» **수행할 작업**:
아래 항목의 모든 줄을 한 글자도 바꾸지 말고 인용하십시오. 그림은 답에 포함하지 마십시오.

» **제공된 항목**:
╔══
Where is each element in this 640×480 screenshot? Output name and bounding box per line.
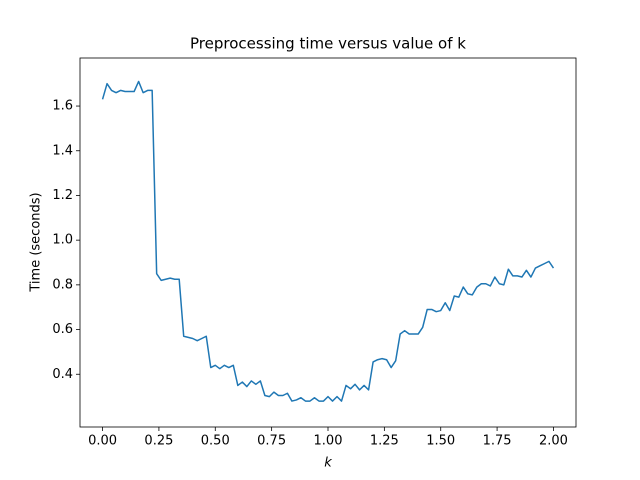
chart-title: Preprocessing time versus value of k <box>190 35 466 53</box>
x-tick-label: 1.50 <box>426 434 455 449</box>
x-tick-label: 1.25 <box>370 434 399 449</box>
x-tick-label: 1.75 <box>483 434 512 449</box>
x-tick-label: 2.00 <box>539 434 568 449</box>
y-tick-label: 0.4 <box>52 367 73 382</box>
x-axis-label: k <box>324 456 332 471</box>
x-tick-label: 0.75 <box>257 434 286 449</box>
plot-frame <box>79 57 577 428</box>
y-axis-label: Time (seconds) <box>29 192 44 292</box>
x-tick-label: 1.00 <box>314 434 343 449</box>
y-tick-label: 0.8 <box>52 277 73 292</box>
y-tick-label: 0.6 <box>52 322 73 337</box>
x-tick-label: 0.25 <box>144 434 173 449</box>
x-tick-label: 0.50 <box>201 434 230 449</box>
y-tick-label: 1.2 <box>52 188 73 203</box>
x-tick-label: 0.00 <box>88 434 117 449</box>
y-tick-label: 1.6 <box>52 99 73 114</box>
y-tick-label: 1.0 <box>52 233 73 248</box>
data-line <box>101 80 555 402</box>
y-tick-label: 1.4 <box>52 143 73 158</box>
╚══
» **예상 답안**:
Where is each element in this 640×480 screenshot? Output name and bounding box per line.
chart-title: Preprocessing time versus value of k <box>190 35 466 53</box>
x-tick-label: 1.50 <box>426 434 455 449</box>
x-tick-label: 1.25 <box>370 434 399 449</box>
x-tick-label: 1.75 <box>483 434 512 449</box>
x-tick-label: 2.00 <box>539 434 568 449</box>
y-tick-label: 0.4 <box>52 367 73 382</box>
x-axis-label: k <box>324 456 332 471</box>
x-tick-label: 0.75 <box>257 434 286 449</box>
plot-frame <box>79 57 577 428</box>
y-axis-label: Time (seconds) <box>29 192 44 292</box>
x-tick-label: 1.00 <box>314 434 343 449</box>
y-tick-label: 0.8 <box>52 277 73 292</box>
y-tick-label: 0.6 <box>52 322 73 337</box>
x-tick-label: 0.25 <box>144 434 173 449</box>
x-tick-label: 0.50 <box>201 434 230 449</box>
y-tick-label: 1.2 <box>52 188 73 203</box>
x-tick-label: 0.00 <box>88 434 117 449</box>
y-tick-label: 1.6 <box>52 99 73 114</box>
y-tick-label: 1.0 <box>52 233 73 248</box>
data-line <box>101 80 555 402</box>
y-tick-label: 1.4 <box>52 143 73 158</box>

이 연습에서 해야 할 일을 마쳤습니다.